_WRITTEN REQUEST_
Output the material below in full, exactly as it is.

#####

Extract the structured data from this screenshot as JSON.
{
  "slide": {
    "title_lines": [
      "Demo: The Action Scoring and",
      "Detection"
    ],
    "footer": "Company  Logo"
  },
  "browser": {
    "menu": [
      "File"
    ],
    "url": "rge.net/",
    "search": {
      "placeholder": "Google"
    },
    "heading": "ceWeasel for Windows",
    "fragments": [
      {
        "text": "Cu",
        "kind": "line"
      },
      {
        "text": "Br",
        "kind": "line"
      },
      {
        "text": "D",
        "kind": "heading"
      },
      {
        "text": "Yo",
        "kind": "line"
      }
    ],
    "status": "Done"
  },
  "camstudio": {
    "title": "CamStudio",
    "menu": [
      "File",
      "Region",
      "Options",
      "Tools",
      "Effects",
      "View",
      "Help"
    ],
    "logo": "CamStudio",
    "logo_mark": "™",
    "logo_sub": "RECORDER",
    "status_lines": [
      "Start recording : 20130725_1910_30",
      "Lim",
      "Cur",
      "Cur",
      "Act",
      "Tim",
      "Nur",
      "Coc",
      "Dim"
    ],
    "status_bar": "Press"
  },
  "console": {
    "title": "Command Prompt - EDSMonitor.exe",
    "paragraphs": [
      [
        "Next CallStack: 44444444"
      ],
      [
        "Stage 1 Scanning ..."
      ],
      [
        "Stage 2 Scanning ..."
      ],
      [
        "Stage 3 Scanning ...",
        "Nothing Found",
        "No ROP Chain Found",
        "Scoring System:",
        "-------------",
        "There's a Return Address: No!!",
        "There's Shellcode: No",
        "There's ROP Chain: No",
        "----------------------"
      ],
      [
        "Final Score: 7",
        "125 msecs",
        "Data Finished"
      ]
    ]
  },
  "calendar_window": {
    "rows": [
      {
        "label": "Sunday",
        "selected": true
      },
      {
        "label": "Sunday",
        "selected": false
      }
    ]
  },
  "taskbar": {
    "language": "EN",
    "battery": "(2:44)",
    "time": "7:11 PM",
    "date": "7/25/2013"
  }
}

#####

_ANSWER TO THIS EXERCISE_
Extract the structured data from this screenshot as JSON.
{
  "slide": {
    "title_lines": [
      "Demo: The Action Scoring and",
      "Detection"
    ],
    "footer": "Company  Logo"
  },
  "browser": {
    "menu": [
      "File"
    ],
    "url": "rge.net/",
    "search": {
      "placeholder": "Google"
    },
    "heading": "ceWeasel for Windows",
    "fragments": [
      {
        "text": "Cu",
        "kind": "line"
      },
      {
        "text": "Br",
        "kind": "line"
      },
      {
        "text": "D",
        "kind": "heading"
      },
      {
        "text": "Yo",
        "kind": "line"
      }
    ],
    "status": "Done"
  },
  "camstudio": {
    "title": "CamStudio",
    "menu": [
      "File",
      "Region",
      "Options",
      "Tools",
      "Effects",
      "View",
      "Help"
    ],
    "logo": "CamStudio",
    "logo_mark": "™",
    "logo_sub": "RECORDER",
    "status_lines": [
      "Start recording : 20130725_1910_30",
      "Lim",
      "Cur",
      "Cur",
      "Act",
      "Tim",
      "Nur",
      "Coc",
      "Dim"
    ],
    "status_bar": "Press"
  },
  "console": {
    "title": "Command Prompt - EDSMonitor.exe",
    "paragraphs": [
      [
        "Next CallStack: 44444444"
      ],
      [
        "Stage 1 Scanning ..."
      ],
      [
        "Stage 2 Scanning ..."
      ],
      [
        "Stage 3 Scanning ...",
        "Nothing Found",
        "No ROP Chain Found",
        "Scoring System:",
        "-------------",
        "There's a Return Address: No!!",
        "There's Shellcode: No",
        "There's ROP Chain: No",
        "----------------------"
      ],
      [
        "Final Score: 7",
        "125 msecs",
        "Data Finished"
      ]
    ]
  },
  "calendar_window": {
    "rows": [
      {
        "label": "Sunday",
        "selected": true
      },
      {
        "label": "Sunday",
        "selected": false
      }
    ]
  },
  "taskbar": {
    "language": "EN",
    "battery": "(2:44)",
    "time": "7:11 PM",
    "date": "7/25/2013"
  }
}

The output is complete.